STATED EXERCISE: Look at the entries below and reproduce them exactly.

STORED DATA:
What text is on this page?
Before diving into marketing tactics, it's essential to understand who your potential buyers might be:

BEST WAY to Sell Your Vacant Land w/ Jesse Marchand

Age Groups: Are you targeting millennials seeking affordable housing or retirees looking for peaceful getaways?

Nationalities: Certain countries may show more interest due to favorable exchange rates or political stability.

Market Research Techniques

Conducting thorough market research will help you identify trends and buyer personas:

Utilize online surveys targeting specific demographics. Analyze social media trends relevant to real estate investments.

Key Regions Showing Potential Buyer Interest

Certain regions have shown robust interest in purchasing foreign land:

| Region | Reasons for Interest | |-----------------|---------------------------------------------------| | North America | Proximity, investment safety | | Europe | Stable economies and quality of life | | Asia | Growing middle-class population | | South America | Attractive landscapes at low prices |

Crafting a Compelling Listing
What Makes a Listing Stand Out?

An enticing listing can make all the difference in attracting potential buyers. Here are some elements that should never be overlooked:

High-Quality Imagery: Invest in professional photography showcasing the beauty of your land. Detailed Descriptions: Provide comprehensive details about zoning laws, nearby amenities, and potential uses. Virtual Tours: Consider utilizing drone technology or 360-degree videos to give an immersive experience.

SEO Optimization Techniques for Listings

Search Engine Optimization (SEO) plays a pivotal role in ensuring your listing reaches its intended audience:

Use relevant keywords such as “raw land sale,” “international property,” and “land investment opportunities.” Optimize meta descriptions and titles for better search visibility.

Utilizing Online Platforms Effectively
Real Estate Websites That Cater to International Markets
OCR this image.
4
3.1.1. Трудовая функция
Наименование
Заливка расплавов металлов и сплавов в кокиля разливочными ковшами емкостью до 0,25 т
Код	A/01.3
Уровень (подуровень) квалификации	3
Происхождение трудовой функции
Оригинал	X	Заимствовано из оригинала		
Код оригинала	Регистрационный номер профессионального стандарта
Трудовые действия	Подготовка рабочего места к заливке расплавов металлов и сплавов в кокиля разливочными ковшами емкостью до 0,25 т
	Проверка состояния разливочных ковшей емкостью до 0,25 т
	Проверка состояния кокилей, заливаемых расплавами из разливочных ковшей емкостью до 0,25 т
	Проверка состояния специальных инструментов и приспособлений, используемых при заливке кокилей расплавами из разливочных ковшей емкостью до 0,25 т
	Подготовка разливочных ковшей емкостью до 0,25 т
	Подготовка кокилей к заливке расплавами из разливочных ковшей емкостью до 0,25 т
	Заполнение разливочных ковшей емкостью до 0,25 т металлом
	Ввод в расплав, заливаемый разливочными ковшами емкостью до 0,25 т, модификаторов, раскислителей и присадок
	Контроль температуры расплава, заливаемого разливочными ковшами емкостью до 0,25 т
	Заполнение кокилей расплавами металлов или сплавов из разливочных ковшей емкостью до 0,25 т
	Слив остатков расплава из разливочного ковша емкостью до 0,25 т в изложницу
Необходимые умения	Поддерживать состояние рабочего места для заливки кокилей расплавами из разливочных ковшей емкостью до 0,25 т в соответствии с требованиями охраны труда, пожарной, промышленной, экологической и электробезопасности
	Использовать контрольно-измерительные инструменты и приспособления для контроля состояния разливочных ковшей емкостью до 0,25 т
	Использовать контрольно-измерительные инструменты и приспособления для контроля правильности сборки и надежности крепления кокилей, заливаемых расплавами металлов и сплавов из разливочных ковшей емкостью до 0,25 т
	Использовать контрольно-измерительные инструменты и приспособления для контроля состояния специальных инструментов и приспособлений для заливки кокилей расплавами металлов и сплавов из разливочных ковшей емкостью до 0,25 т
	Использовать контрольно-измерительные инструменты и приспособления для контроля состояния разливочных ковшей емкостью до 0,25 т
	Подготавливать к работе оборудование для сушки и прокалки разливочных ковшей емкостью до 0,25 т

RESPONSE TO THIS TASK:
What text is on this page?
Before diving into marketing tactics, it's essential to understand who your potential buyers might be:

BEST WAY to Sell Your Vacant Land w/ Jesse Marchand

Age Groups: Are you targeting millennials seeking affordable housing or retirees looking for peaceful getaways?

Nationalities: Certain countries may show more interest due to favorable exchange rates or political stability.

Market Research Techniques

Conducting thorough market research will help you identify trends and buyer personas:

Utilize online surveys targeting specific demographics. Analyze social media trends relevant to real estate investments.

Key Regions Showing Potential Buyer Interest

Certain regions have shown robust interest in purchasing foreign land:

| Region | Reasons for Interest | |-----------------|---------------------------------------------------| | North America | Proximity, investment safety | | Europe | Stable economies and quality of life | | Asia | Growing middle-class population | | South America | Attractive landscapes at low prices |

Crafting a Compelling Listing
What Makes a Listing Stand Out?

An enticing listing can make all the difference in attracting potential buyers. Here are some elements that should never be overlooked:

High-Quality Imagery: Invest in professional photography showcasing the beauty of your land. Detailed Descriptions: Provide comprehensive details about zoning laws, nearby amenities, and potential uses. Virtual Tours: Consider utilizing drone technology or 360-degree videos to give an immersive experience.

SEO Optimization Techniques for Listings

Search Engine Optimization (SEO) plays a pivotal role in ensuring your listing reaches its intended audience:

Use relevant keywords such as “raw land sale,” “international property,” and “land investment opportunities.” Optimize meta descriptions and titles for better search visibility.

Utilizing Online Platforms Effectively
Real Estate Websites That Cater to International Markets
OCR this image.
4
3.1.1. Трудовая функция
Наименование
Заливка расплавов металлов и сплавов в кокиля разливочными ковшами емкостью до 0,25 т
Код	A/01.3
Уровень (подуровень) квалификации	3
Происхождение трудовой функции
Оригинал	X	Заимствовано из оригинала		
Код оригинала	Регистрационный номер профессионального стандарта
Трудовые действия	Подготовка рабочего места к заливке расплавов металлов и сплавов в кокиля разливочными ковшами емкостью до 0,25 т
	Проверка состояния разливочных ковшей емкостью до 0,25 т
	Проверка состояния кокилей, заливаемых расплавами из разливочных ковшей емкостью до 0,25 т
	Проверка состояния специальных инструментов и приспособлений, используемых при заливке кокилей расплавами из разливочных ковшей емкостью до 0,25 т
	Подготовка разливочных ковшей емкостью до 0,25 т
	Подготовка кокилей к заливке расплавами из разливочных ковшей емкостью до 0,25 т
	Заполнение разливочных ковшей емкостью до 0,25 т металлом
	Ввод в расплав, заливаемый разливочными ковшами емкостью до 0,25 т, модификаторов, раскислителей и присадок
	Контроль температуры расплава, заливаемого разливочными ковшами емкостью до 0,25 т
	Заполнение кокилей расплавами металлов или сплавов из разливочных ковшей емкостью до 0,25 т
	Слив остатков расплава из разливочного ковша емкостью до 0,25 т в изложницу
Необходимые умения	Поддерживать состояние рабочего места для заливки кокилей расплавами из разливочных ковшей емкостью до 0,25 т в соответствии с требованиями охраны труда, пожарной, промышленной, экологической и электробезопасности
	Использовать контрольно-измерительные инструменты и приспособления для контроля состояния разливочных ковшей емкостью до 0,25 т
	Использовать контрольно-измерительные инструменты и приспособления для контроля правильности сборки и надежности крепления кокилей, заливаемых расплавами металлов и сплавов из разливочных ковшей емкостью до 0,25 т
	Использовать контрольно-измерительные инструменты и приспособления для контроля состояния специальных инструментов и приспособлений для заливки кокилей расплавами металлов и сплавов из разливочных ковшей емкостью до 0,25 т
	Использовать контрольно-измерительные инструменты и приспособления для контроля состояния разливочных ковшей емкостью до 0,25 т
	Подготавливать к работе оборудование для сушки и прокалки разливочных ковшей емкостью до 0,25 т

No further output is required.